[start of DATA SECTION]

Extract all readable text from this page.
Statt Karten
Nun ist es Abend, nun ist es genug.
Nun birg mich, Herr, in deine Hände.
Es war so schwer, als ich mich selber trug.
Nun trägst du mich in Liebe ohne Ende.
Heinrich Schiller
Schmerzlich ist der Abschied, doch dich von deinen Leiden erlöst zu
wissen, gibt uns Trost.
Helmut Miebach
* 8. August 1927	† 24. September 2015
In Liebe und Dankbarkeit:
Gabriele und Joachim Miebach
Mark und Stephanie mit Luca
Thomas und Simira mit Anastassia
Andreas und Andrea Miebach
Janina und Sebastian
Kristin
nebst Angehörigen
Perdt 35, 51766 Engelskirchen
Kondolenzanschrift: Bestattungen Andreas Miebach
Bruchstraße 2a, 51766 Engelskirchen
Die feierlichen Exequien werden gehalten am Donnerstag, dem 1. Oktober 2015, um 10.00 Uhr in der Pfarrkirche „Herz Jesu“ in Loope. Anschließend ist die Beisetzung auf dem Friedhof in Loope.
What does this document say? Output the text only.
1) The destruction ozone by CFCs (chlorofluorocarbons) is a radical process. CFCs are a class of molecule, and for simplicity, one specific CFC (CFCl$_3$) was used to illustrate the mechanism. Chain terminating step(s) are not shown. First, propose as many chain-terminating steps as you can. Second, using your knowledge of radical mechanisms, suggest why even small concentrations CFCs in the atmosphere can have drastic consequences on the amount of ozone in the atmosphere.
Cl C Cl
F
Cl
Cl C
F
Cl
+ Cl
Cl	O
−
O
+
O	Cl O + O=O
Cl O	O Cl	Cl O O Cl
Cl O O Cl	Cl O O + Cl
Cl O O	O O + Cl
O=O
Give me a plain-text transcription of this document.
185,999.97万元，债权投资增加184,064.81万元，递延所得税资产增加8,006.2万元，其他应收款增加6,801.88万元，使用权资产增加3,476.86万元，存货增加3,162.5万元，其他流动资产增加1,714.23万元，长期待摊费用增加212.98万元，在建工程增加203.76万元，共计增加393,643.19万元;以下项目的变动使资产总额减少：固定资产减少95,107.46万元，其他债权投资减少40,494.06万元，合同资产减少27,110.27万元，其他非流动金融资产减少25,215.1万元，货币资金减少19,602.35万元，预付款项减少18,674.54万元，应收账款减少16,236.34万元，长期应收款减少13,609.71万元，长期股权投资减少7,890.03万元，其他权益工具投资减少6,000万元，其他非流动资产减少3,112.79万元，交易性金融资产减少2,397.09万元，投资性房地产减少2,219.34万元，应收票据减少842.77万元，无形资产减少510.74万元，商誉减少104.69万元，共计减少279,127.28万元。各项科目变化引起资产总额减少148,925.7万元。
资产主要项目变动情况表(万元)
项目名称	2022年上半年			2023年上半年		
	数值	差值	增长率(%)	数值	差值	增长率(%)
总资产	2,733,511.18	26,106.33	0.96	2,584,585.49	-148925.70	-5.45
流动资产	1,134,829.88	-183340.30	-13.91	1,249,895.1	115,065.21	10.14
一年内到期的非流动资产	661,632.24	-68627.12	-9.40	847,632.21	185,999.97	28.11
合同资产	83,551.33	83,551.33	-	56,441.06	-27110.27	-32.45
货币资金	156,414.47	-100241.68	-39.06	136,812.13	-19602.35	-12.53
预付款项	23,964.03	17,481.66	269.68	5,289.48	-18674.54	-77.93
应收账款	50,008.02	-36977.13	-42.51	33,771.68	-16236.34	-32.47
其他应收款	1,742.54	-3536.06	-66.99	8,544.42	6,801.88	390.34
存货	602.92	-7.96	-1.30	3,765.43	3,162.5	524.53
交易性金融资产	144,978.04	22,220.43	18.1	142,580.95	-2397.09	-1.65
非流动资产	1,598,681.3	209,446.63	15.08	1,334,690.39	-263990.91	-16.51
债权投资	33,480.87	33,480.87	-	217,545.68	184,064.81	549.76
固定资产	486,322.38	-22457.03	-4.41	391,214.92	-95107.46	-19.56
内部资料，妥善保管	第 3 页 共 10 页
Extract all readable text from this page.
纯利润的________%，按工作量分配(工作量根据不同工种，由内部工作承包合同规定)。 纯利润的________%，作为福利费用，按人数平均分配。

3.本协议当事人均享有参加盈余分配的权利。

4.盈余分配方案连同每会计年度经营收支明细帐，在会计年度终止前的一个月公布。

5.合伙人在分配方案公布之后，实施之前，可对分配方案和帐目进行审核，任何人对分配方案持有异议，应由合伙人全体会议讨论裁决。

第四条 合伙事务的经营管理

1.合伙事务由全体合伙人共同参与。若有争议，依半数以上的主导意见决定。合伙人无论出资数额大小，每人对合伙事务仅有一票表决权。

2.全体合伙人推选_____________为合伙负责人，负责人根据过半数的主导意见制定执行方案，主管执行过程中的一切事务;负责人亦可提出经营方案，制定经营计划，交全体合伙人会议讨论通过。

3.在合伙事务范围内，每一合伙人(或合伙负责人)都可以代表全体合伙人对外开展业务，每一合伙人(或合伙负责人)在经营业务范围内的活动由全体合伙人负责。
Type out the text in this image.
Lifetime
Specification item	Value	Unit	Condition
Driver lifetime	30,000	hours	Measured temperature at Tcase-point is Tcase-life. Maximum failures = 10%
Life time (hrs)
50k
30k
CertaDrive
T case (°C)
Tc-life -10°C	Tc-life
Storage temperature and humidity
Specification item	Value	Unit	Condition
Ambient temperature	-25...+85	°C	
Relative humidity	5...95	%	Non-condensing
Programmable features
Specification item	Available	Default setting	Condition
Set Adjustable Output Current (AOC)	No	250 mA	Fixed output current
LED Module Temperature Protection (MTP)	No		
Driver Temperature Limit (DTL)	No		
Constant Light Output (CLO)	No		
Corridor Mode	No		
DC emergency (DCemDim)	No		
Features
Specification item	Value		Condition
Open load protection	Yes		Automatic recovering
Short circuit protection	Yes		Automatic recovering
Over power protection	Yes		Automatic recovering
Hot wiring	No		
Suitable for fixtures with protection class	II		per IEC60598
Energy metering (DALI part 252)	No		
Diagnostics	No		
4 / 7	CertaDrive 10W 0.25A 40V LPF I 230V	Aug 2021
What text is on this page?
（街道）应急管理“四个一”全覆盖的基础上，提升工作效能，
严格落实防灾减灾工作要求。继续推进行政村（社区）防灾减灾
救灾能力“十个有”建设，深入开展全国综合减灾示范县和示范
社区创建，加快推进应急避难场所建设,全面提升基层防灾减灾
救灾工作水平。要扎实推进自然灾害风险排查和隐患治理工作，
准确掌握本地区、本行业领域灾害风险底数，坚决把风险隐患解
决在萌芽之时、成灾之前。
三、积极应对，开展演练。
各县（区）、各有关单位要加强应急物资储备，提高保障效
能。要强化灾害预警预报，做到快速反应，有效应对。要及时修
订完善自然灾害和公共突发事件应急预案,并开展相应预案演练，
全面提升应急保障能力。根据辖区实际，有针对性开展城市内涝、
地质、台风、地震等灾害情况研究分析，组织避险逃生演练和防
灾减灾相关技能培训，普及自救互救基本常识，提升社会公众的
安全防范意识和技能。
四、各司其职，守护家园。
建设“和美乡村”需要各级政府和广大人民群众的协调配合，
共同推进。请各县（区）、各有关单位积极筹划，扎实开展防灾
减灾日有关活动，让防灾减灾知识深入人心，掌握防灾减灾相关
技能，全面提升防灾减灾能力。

[end of DATA SECTION]

## JOB
Return all lines of the material above in which the word "Automatic" occurs.

## OUTPUT FOR THIS EXERCISE
Open load protection	Yes		Automatic recovering
Short circuit protection	Yes		Automatic recovering
Over power protection	Yes		Automatic recovering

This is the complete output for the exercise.